SET PROBLEM:
Where a line holds the word "marker", copy that line.

EXCERPTED RECORDS:
%%
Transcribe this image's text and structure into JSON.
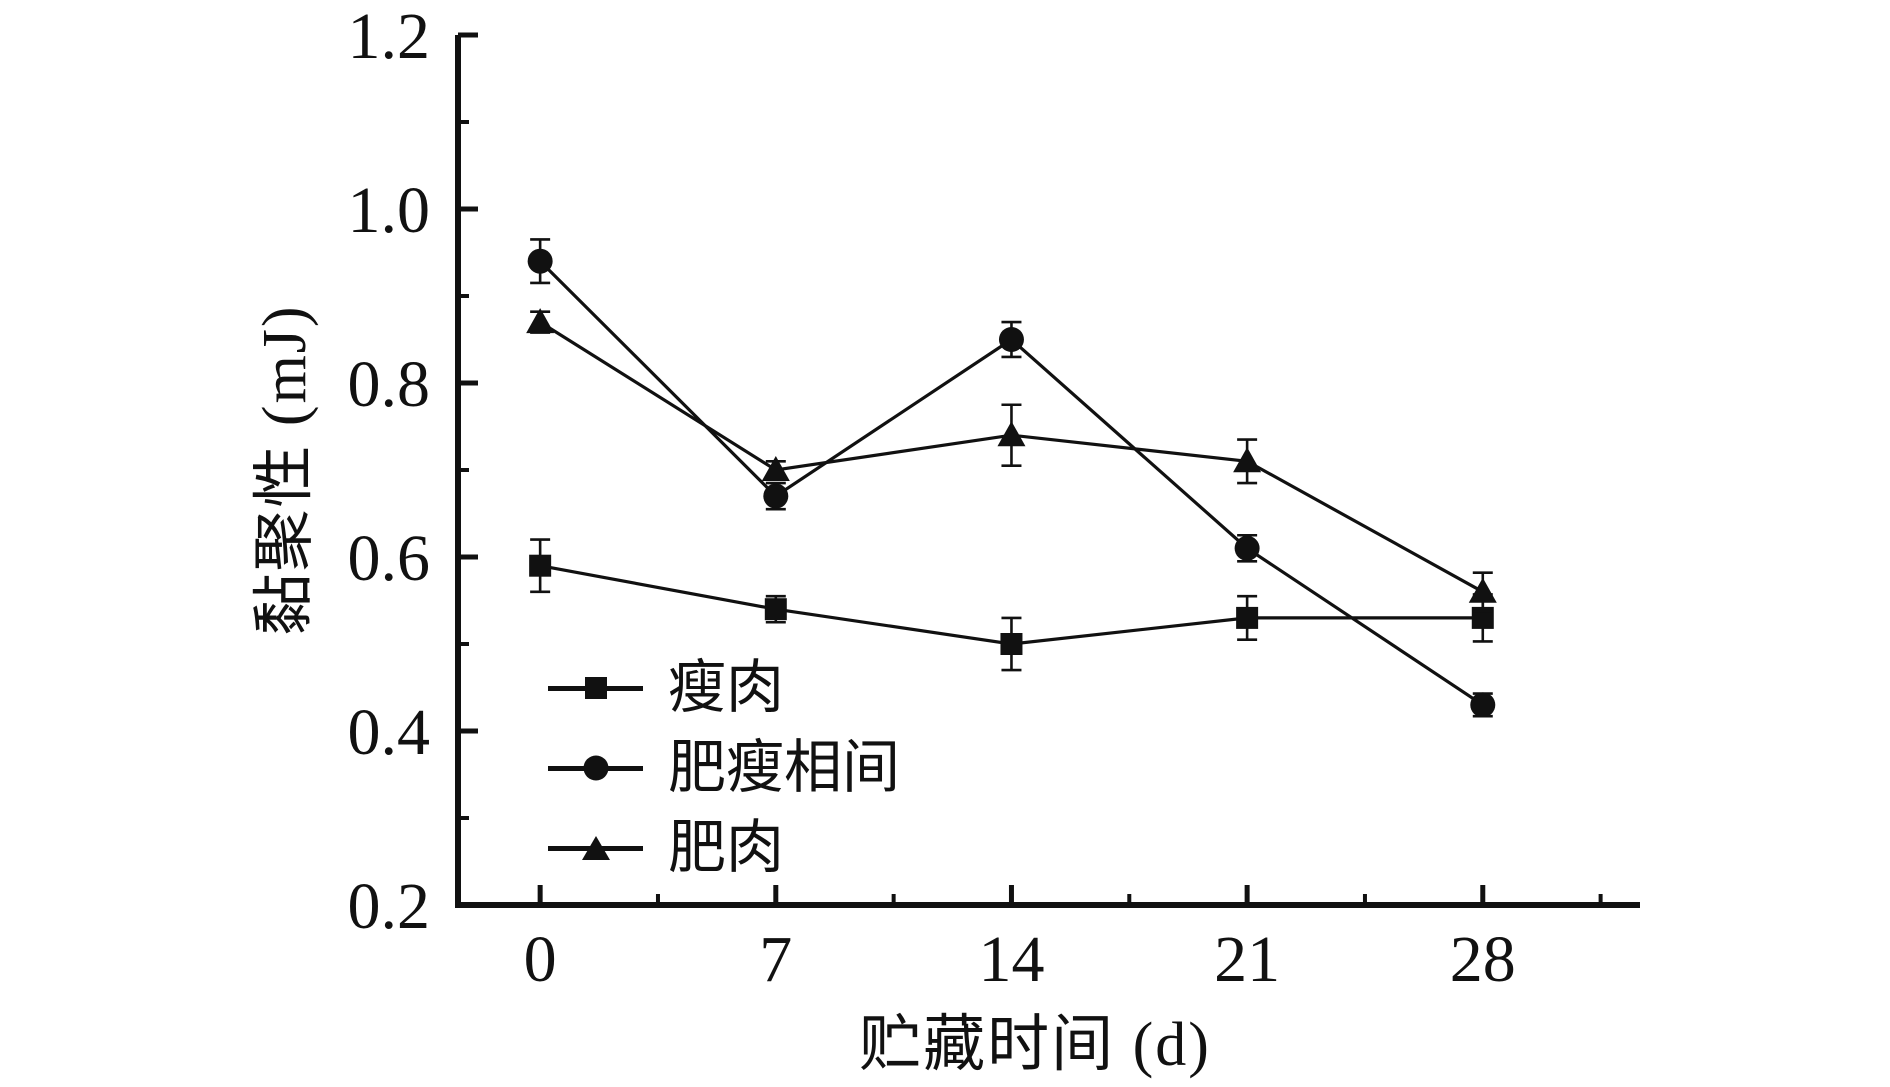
{
  "figure": {
    "background": "#ffffff",
    "ink_color": "#111111"
  },
  "chart_data": {
    "type": "line",
    "title": "",
    "xlabel": "贮藏时间 (d)",
    "ylabel": "黏聚性 (mJ)",
    "x": [
      0,
      7,
      14,
      21,
      28
    ],
    "x_tick_labels": [
      "0",
      "7",
      "14",
      "21",
      "28"
    ],
    "x_minor_ticks": [
      3.5,
      10.5,
      17.5,
      24.5,
      31.5
    ],
    "y_major_ticks": [
      0.2,
      0.4,
      0.6,
      0.8,
      1.0,
      1.2
    ],
    "y_tick_labels": [
      "0.2",
      "0.4",
      "0.6",
      "0.8",
      "1.0",
      "1.2"
    ],
    "y_minor_ticks": [
      0.3,
      0.5,
      0.7,
      0.9,
      1.1
    ],
    "ylim": [
      0.2,
      1.2
    ],
    "grid": false,
    "legend_position": "inside-lower-left",
    "error_bars": true,
    "series": [
      {
        "name": "瘦肉",
        "marker": "square",
        "values": [
          0.59,
          0.54,
          0.5,
          0.53,
          0.53
        ],
        "errors": [
          0.03,
          0.015,
          0.03,
          0.025,
          0.027
        ]
      },
      {
        "name": "肥瘦相间",
        "marker": "circle",
        "values": [
          0.94,
          0.67,
          0.85,
          0.61,
          0.43
        ],
        "errors": [
          0.025,
          0.015,
          0.02,
          0.015,
          0.013
        ]
      },
      {
        "name": "肥肉",
        "marker": "triangle",
        "values": [
          0.87,
          0.7,
          0.74,
          0.71,
          0.56
        ],
        "errors": [
          0.012,
          0.01,
          0.035,
          0.025,
          0.022
        ]
      }
    ]
  }
}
%%
RESPONSE TO THE TASK:
        "marker": "square",
        "marker": "circle",
        "marker": "triangle",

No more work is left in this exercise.